Reproduce the records. Keep every word exact and include no images.

═══ The records

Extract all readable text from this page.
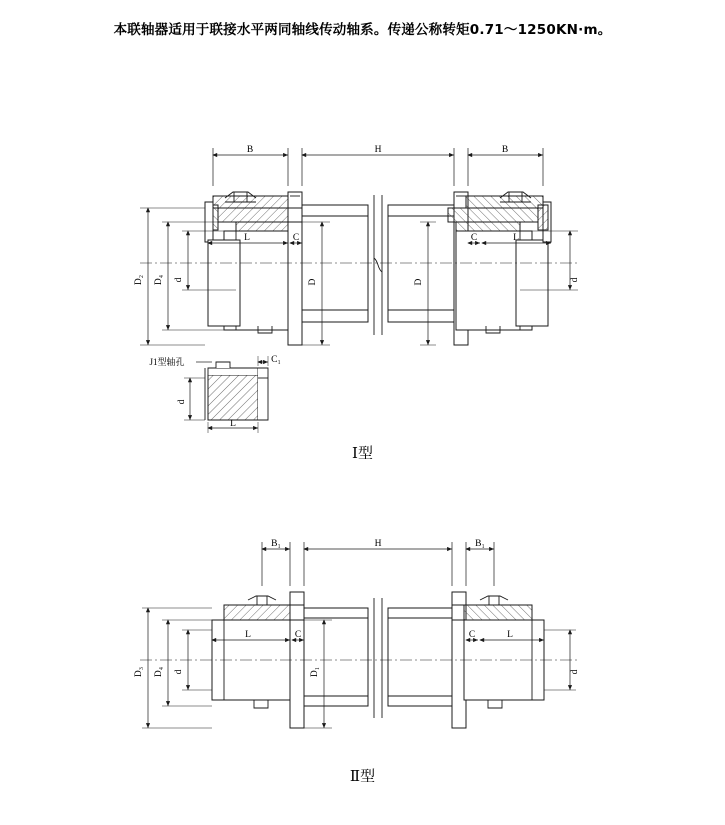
本联轴器适用于联接水平两同轴线传动轴系。传递公称转矩0.71～1250KN·m。
B	H	B
D₂ D₄ d	d
L	C	C	L
D	D
J1型轴孔	C₁
d
L
Ⅰ型
B₁	H	B₁
D₃ D₄ d	d
L	C	C	L
D₁
Ⅱ型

══════

Answer in full:
Extract all readable text from this page.
本联轴器适用于联接水平两同轴线传动轴系。传递公称转矩0.71～1250KN·m。
B	H	B
D₂ D₄ d	d
L	C	C	L
D	D
J1型轴孔	C₁
d
L
Ⅰ型
B₁	H	B₁
D₃ D₄ d	d
L	C	C	L
D₁
Ⅱ型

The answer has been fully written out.